DIRECTIONS.
All lines in which the word "caption" occurs are to be extracted.
--- begin PROVIDED ENTRIES ---
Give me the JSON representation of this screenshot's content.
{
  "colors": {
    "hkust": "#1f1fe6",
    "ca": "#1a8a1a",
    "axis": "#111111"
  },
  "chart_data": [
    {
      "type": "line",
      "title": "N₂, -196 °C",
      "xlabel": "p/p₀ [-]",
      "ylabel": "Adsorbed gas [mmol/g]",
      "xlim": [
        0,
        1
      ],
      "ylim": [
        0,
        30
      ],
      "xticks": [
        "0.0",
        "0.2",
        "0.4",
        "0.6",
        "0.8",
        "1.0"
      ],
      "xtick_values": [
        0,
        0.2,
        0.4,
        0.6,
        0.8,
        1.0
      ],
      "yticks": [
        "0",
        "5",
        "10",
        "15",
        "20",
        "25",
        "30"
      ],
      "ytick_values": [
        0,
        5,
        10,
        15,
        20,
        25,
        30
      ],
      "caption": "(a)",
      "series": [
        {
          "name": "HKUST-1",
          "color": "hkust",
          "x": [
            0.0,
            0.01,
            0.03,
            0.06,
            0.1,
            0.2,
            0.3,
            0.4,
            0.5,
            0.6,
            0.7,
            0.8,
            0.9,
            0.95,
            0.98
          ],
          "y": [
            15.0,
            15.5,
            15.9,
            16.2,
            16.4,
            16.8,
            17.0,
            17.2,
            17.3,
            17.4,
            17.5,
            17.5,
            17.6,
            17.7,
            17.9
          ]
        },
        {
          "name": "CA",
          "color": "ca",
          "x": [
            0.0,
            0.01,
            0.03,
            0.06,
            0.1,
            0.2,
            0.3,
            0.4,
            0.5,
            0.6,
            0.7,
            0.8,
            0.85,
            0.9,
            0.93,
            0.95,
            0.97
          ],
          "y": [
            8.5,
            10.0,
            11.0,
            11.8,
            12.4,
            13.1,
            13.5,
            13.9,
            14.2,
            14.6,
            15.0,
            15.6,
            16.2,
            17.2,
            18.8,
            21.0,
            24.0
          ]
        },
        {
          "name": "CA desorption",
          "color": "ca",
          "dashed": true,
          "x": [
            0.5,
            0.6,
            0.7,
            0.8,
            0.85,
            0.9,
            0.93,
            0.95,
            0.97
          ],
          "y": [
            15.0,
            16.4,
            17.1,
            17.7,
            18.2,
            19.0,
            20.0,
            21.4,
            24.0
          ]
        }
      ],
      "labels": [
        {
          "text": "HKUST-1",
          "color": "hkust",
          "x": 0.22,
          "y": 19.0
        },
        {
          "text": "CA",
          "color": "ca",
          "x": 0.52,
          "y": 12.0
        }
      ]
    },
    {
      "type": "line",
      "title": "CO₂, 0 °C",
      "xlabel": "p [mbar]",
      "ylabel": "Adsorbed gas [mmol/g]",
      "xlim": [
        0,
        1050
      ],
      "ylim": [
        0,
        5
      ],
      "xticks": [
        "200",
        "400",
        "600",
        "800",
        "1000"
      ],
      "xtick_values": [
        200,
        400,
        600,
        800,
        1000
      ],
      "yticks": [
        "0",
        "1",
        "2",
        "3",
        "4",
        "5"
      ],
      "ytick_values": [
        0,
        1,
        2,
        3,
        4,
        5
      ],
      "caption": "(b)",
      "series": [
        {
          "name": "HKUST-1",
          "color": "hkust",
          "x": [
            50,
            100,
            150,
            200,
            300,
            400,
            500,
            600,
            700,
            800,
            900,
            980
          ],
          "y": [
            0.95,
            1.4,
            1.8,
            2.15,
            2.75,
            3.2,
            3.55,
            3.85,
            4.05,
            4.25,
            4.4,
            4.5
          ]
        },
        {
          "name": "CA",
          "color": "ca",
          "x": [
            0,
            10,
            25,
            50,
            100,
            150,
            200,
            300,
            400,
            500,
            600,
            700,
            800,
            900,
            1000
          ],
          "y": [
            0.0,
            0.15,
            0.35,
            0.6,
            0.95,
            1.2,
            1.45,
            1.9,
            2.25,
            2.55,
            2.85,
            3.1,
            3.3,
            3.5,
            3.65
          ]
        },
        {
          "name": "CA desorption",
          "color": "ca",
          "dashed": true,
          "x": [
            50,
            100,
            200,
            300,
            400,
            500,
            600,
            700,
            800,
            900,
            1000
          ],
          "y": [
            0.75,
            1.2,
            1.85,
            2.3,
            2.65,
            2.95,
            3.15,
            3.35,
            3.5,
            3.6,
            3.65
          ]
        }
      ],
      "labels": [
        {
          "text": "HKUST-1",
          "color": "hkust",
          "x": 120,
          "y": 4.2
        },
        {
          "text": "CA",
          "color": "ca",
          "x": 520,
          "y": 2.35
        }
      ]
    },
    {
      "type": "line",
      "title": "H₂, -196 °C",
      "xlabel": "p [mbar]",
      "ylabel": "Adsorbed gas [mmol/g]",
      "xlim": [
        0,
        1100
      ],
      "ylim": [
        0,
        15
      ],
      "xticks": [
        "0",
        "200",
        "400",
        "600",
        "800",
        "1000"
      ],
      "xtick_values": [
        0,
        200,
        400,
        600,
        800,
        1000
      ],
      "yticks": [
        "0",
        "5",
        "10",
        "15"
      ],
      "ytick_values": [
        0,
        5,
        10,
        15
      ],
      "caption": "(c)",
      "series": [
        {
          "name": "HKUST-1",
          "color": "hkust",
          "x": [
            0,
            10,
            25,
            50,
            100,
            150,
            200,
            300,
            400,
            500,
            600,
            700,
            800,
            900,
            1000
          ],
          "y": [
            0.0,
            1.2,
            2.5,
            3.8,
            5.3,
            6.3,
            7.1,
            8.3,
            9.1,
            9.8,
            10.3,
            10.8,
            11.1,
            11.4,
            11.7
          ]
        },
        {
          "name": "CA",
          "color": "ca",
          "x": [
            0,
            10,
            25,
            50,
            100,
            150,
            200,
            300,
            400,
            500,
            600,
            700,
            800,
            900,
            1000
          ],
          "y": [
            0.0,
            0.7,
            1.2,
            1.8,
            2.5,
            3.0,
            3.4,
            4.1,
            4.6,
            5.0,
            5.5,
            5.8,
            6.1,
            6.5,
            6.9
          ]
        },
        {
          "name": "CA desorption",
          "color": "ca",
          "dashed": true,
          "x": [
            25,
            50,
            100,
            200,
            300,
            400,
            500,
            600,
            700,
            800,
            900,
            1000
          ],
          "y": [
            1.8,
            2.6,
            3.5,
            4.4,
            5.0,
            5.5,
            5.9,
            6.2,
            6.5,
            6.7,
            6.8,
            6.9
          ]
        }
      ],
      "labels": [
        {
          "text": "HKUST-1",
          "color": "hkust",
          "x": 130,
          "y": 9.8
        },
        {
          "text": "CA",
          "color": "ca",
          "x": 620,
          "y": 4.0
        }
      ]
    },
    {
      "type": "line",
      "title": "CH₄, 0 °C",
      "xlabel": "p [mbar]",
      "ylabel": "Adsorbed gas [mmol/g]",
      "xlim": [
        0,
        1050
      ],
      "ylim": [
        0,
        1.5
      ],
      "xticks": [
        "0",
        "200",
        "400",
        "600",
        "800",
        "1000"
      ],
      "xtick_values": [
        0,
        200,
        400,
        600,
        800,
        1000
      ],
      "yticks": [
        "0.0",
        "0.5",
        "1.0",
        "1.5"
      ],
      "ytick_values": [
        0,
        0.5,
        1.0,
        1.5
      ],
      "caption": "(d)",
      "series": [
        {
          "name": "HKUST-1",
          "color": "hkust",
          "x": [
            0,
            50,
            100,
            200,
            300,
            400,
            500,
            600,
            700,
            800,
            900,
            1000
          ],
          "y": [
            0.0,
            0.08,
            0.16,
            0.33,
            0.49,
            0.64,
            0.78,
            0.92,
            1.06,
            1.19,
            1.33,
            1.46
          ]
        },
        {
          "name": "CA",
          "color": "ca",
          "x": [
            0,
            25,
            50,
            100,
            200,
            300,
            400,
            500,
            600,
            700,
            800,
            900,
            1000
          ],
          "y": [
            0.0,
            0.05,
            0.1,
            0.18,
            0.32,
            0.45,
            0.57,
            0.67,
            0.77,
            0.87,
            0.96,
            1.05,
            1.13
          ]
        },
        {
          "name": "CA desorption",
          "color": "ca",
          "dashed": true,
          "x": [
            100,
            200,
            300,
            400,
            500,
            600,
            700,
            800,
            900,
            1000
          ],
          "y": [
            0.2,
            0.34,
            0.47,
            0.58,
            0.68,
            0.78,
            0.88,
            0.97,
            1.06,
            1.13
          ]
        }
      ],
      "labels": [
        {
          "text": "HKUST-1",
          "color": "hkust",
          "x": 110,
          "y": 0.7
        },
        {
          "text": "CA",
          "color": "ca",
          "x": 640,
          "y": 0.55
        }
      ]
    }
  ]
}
--- end PROVIDED ENTRIES ---
TASK RESPONSE.
      "caption": "(a)",
      "caption": "(b)",
      "caption": "(c)",
      "caption": "(d)",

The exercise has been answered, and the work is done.